**TASK PROMPT:** From the entries below, count the lines with "고객님의". Write only the count.

Records contained in a dataset:
◇ ◇ ◇ ◇ ◇

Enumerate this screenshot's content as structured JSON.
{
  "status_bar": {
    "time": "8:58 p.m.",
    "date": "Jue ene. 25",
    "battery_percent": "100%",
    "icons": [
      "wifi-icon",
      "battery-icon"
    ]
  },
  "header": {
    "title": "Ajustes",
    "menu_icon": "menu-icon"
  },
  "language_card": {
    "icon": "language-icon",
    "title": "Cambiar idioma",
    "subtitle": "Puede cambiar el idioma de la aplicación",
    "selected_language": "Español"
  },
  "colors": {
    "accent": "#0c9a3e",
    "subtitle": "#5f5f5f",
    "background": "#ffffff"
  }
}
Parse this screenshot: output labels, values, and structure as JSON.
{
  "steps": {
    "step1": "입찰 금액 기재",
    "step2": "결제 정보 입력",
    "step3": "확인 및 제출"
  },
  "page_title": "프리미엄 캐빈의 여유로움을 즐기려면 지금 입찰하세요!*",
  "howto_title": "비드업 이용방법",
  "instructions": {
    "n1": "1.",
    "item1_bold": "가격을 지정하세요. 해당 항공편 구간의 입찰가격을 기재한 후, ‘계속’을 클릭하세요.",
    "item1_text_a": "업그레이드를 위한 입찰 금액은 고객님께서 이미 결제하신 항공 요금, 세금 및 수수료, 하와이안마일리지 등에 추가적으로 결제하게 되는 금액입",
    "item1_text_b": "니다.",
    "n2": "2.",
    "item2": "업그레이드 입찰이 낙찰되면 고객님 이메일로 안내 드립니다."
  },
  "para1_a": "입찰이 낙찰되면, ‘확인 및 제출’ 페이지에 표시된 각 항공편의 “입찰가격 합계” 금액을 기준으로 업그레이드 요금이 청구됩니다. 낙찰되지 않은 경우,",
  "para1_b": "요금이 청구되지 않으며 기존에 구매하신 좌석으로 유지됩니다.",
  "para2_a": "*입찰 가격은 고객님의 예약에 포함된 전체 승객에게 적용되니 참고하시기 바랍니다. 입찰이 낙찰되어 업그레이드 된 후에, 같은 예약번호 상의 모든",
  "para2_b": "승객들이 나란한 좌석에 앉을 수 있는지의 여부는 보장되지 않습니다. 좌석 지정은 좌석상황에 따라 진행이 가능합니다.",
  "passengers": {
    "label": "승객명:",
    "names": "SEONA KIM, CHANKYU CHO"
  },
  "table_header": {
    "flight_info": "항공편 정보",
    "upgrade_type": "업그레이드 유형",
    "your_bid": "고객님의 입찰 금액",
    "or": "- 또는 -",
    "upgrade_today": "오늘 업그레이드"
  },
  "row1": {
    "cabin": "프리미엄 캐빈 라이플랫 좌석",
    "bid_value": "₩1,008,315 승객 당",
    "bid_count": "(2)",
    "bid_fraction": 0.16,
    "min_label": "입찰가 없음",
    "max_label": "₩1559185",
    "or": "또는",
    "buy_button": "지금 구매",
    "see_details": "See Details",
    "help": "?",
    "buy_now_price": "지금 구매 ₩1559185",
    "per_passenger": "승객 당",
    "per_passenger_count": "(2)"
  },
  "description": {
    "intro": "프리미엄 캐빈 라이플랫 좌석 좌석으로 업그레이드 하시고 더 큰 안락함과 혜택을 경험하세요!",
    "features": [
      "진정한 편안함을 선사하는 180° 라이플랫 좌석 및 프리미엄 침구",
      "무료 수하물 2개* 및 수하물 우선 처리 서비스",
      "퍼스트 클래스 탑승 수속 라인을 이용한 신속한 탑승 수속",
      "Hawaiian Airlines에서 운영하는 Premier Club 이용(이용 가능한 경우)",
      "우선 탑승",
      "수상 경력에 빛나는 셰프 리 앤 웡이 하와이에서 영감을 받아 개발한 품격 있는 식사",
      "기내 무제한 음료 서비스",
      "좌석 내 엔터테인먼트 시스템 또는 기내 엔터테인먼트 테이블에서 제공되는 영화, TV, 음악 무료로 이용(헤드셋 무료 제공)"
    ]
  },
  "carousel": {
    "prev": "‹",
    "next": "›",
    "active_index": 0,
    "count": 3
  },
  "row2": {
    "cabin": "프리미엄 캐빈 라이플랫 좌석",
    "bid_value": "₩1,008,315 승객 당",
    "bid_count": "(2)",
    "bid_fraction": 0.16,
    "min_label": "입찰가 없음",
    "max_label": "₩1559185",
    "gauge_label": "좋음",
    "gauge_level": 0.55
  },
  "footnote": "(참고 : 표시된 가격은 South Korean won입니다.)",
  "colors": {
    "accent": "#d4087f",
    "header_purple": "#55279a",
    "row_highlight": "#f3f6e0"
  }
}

◇ ◇ ◇ ◇ ◇

**SOLUTION TO THE EXERCISE:** 2